What to work on:
Copy out lines with the word "this" from the material that follows.

━━━━━ Data for the task ━━━━━

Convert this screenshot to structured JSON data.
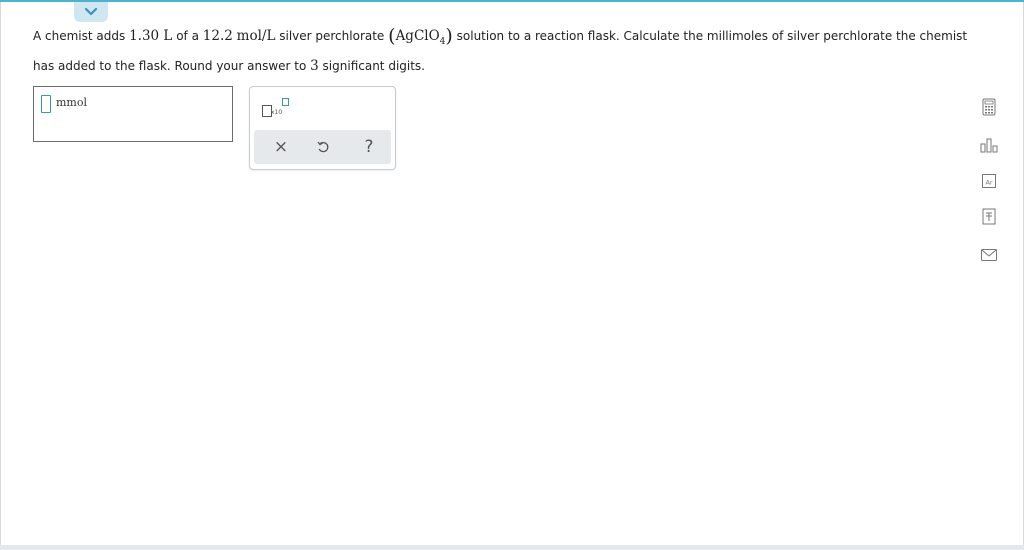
{
  "question": {
    "part1": "A chemist adds ",
    "volume": "1.30 L",
    "part2": " of a ",
    "conc_value": "12.2",
    "conc_unit": "mol/L",
    "part3": " silver perchlorate ",
    "formula_main": "AgClO",
    "formula_sub": "4",
    "part4": " solution to a reaction flask. Calculate the millimoles of silver perchlorate the chemist has added to the flask. Round your answer to ",
    "sig_digits": "3",
    "part5": " significant digits."
  },
  "answer": {
    "value": "",
    "unit": "mmol"
  },
  "tools": {
    "sci_notation_label": "x10",
    "clear_symbol": "×",
    "help_symbol": "?"
  },
  "colors": {
    "accent": "#3d93bd",
    "top_line": "#4fb3cf",
    "tab_bg": "#cfe7f1",
    "action_row_bg": "#e6e9ec"
  },
  "icons": {
    "collapse": "chevron-down-icon",
    "clear": "close-icon",
    "undo": "undo-icon",
    "help": "question-icon",
    "calculator": "calculator-icon",
    "chart": "bar-chart-icon",
    "periodic_table": "periodic-table-icon",
    "reference": "reference-book-icon",
    "email": "mail-icon"
  }
}
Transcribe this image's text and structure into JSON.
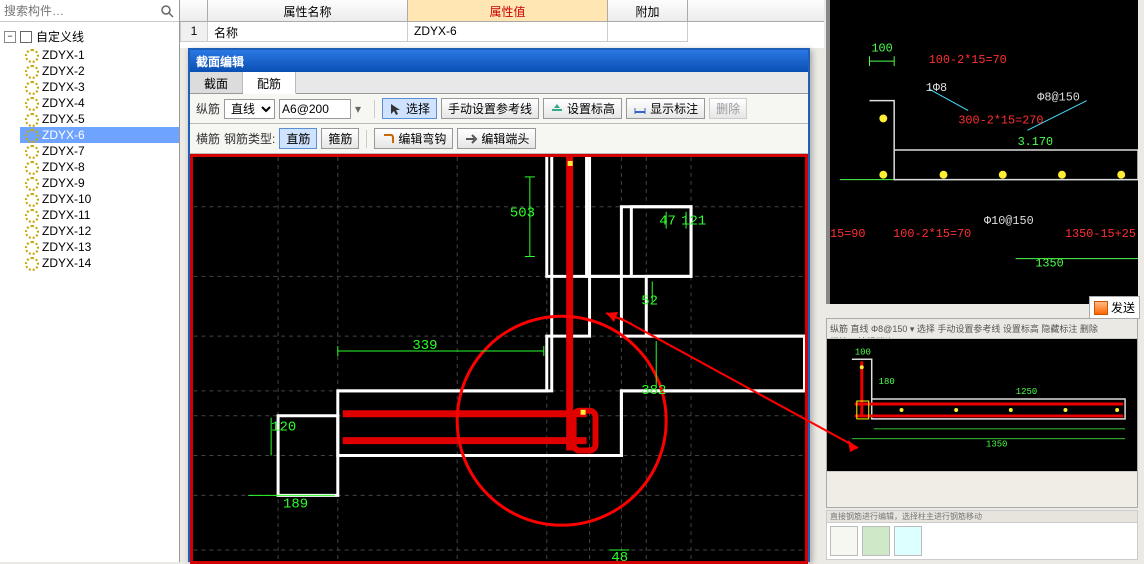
{
  "search": {
    "placeholder": "搜索构件…"
  },
  "tree": {
    "root_label": "自定义线",
    "items": [
      "ZDYX-1",
      "ZDYX-2",
      "ZDYX-3",
      "ZDYX-4",
      "ZDYX-5",
      "ZDYX-6",
      "ZDYX-7",
      "ZDYX-8",
      "ZDYX-9",
      "ZDYX-10",
      "ZDYX-11",
      "ZDYX-12",
      "ZDYX-13",
      "ZDYX-14"
    ],
    "selected_index": 5
  },
  "props": {
    "headers": {
      "name": "属性名称",
      "value": "属性值",
      "extra": "附加"
    },
    "row1": {
      "num": "1",
      "name": "名称",
      "value": "ZDYX-6"
    }
  },
  "dialog": {
    "title": "截面编辑",
    "tabs": [
      "截面",
      "配筋"
    ],
    "active_tab": 1,
    "toolbar1": {
      "vbar_label": "纵筋",
      "line_type": "直线",
      "spec": "A6@200",
      "select": "选择",
      "manual_ref": "手动设置参考线",
      "set_elev": "设置标高",
      "show_dim": "显示标注",
      "delete": "删除"
    },
    "toolbar2": {
      "hbar_label": "横筋",
      "type_label": "钢筋类型:",
      "straight": "直筋",
      "stirrup": "箍筋",
      "edit_hook": "编辑弯钩",
      "edit_end": "编辑端头"
    }
  },
  "canvas_dims": {
    "d503": "503",
    "d47": "47",
    "d121": "121",
    "d52": "52",
    "d339": "339",
    "d382": "382",
    "d120": "120",
    "d189": "189",
    "d48": "48"
  },
  "cad_panel": {
    "t100": "100",
    "t100_calc": "100-2*15=70",
    "t1phi8": "1Φ8",
    "t_phi8_150": "Φ8@150",
    "t300_calc": "300-2*15=270",
    "t_3170": "3.170",
    "t_phi10_150": "Φ10@150",
    "t15_90": "15=90",
    "t100_calc2": "100-2*15=70",
    "t1350_calc": "1350-15+25",
    "t1350": "1350"
  },
  "thumb": {
    "dim100": "100",
    "dim180": "180",
    "dim1250": "1250",
    "dim1350": "1350"
  },
  "send_btn": "发送",
  "right_bot_hint": "直接钢筋进行编辑，选择柱主进行钢筋移动"
}
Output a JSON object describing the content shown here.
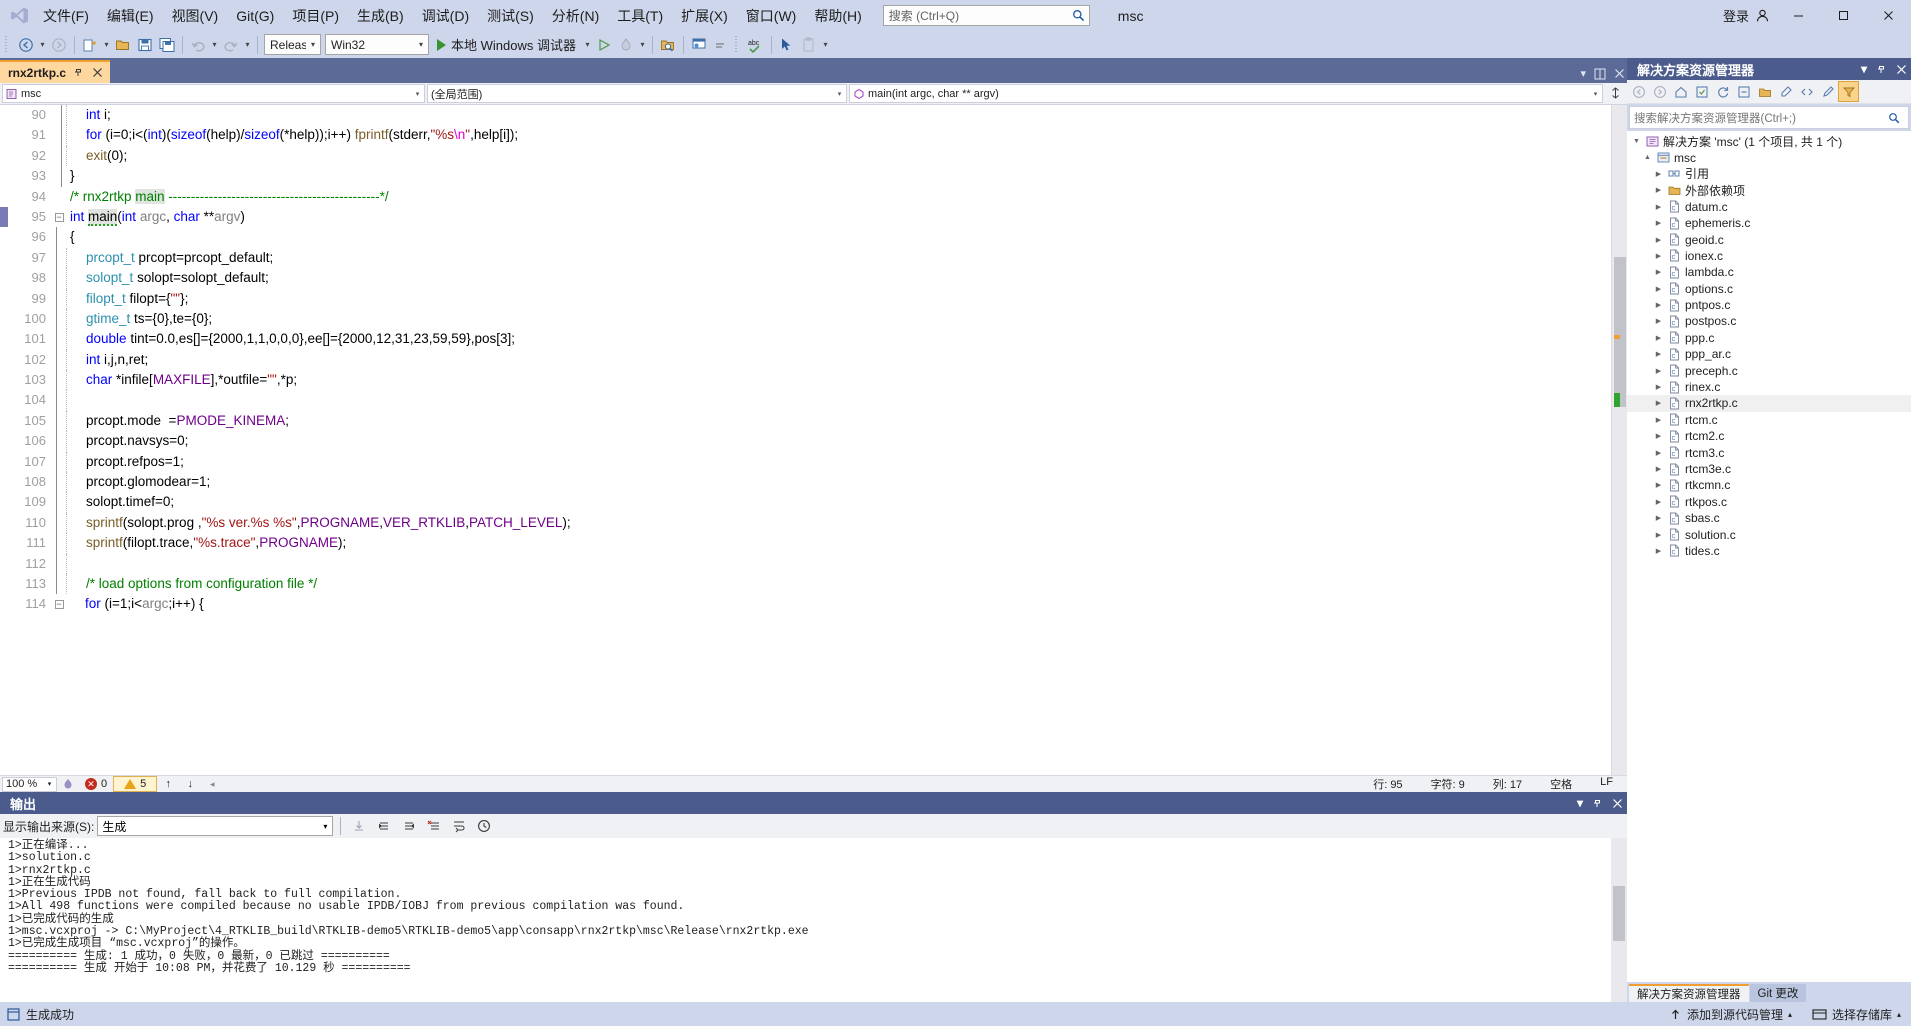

━━━━━

Result below:
Convert this screenshot to structured JSON data.
Transcribe this image's text and structure into JSON.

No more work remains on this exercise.